WHAT IS REQUIRED:
Can all of these lines be returned exactly?

— begin TASK MATERIAL —

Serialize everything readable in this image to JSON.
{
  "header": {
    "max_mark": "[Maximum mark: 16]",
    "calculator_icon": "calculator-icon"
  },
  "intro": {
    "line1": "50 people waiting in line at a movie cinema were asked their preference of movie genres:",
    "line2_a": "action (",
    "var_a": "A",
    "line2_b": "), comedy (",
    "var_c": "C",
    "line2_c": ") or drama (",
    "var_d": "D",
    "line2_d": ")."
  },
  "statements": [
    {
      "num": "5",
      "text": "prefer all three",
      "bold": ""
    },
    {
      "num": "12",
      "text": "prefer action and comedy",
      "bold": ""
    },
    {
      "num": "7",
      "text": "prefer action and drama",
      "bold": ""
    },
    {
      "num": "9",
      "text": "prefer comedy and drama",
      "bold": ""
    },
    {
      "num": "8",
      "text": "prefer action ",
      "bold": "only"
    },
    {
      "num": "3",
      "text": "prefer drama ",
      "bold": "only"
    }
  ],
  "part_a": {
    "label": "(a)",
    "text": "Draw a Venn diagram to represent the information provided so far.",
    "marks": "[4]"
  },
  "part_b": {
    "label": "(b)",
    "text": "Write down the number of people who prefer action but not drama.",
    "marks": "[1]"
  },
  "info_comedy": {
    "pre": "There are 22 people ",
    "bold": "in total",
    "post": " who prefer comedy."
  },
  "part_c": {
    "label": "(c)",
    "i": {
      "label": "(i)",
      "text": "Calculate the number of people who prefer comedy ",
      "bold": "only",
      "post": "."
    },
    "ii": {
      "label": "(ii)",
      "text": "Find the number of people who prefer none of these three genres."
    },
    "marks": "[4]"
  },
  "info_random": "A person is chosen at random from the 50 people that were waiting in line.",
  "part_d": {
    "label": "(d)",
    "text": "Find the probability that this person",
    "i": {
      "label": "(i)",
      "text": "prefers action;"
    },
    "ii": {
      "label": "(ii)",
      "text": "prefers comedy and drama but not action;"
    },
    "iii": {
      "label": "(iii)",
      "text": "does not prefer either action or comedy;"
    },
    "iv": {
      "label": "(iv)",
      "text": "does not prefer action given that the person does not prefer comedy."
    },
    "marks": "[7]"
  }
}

— end TASK MATERIAL —

WRITTEN ANSWER:
Serialize everything readable in this image to JSON.
{
  "header": {
    "max_mark": "[Maximum mark: 16]",
    "calculator_icon": "calculator-icon"
  },
  "intro": {
    "line1": "50 people waiting in line at a movie cinema were asked their preference of movie genres:",
    "line2_a": "action (",
    "var_a": "A",
    "line2_b": "), comedy (",
    "var_c": "C",
    "line2_c": ") or drama (",
    "var_d": "D",
    "line2_d": ")."
  },
  "statements": [
    {
      "num": "5",
      "text": "prefer all three",
      "bold": ""
    },
    {
      "num": "12",
      "text": "prefer action and comedy",
      "bold": ""
    },
    {
      "num": "7",
      "text": "prefer action and drama",
      "bold": ""
    },
    {
      "num": "9",
      "text": "prefer comedy and drama",
      "bold": ""
    },
    {
      "num": "8",
      "text": "prefer action ",
      "bold": "only"
    },
    {
      "num": "3",
      "text": "prefer drama ",
      "bold": "only"
    }
  ],
  "part_a": {
    "label": "(a)",
    "text": "Draw a Venn diagram to represent the information provided so far.",
    "marks": "[4]"
  },
  "part_b": {
    "label": "(b)",
    "text": "Write down the number of people who prefer action but not drama.",
    "marks": "[1]"
  },
  "info_comedy": {
    "pre": "There are 22 people ",
    "bold": "in total",
    "post": " who prefer comedy."
  },
  "part_c": {
    "label": "(c)",
    "i": {
      "label": "(i)",
      "text": "Calculate the number of people who prefer comedy ",
      "bold": "only",
      "post": "."
    },
    "ii": {
      "label": "(ii)",
      "text": "Find the number of people who prefer none of these three genres."
    },
    "marks": "[4]"
  },
  "info_random": "A person is chosen at random from the 50 people that were waiting in line.",
  "part_d": {
    "label": "(d)",
    "text": "Find the probability that this person",
    "i": {
      "label": "(i)",
      "text": "prefers action;"
    },
    "ii": {
      "label": "(ii)",
      "text": "prefers comedy and drama but not action;"
    },
    "iii": {
      "label": "(iii)",
      "text": "does not prefer either action or comedy;"
    },
    "iv": {
      "label": "(iv)",
      "text": "does not prefer action given that the person does not prefer comedy."
    },
    "marks": "[7]"
  }
}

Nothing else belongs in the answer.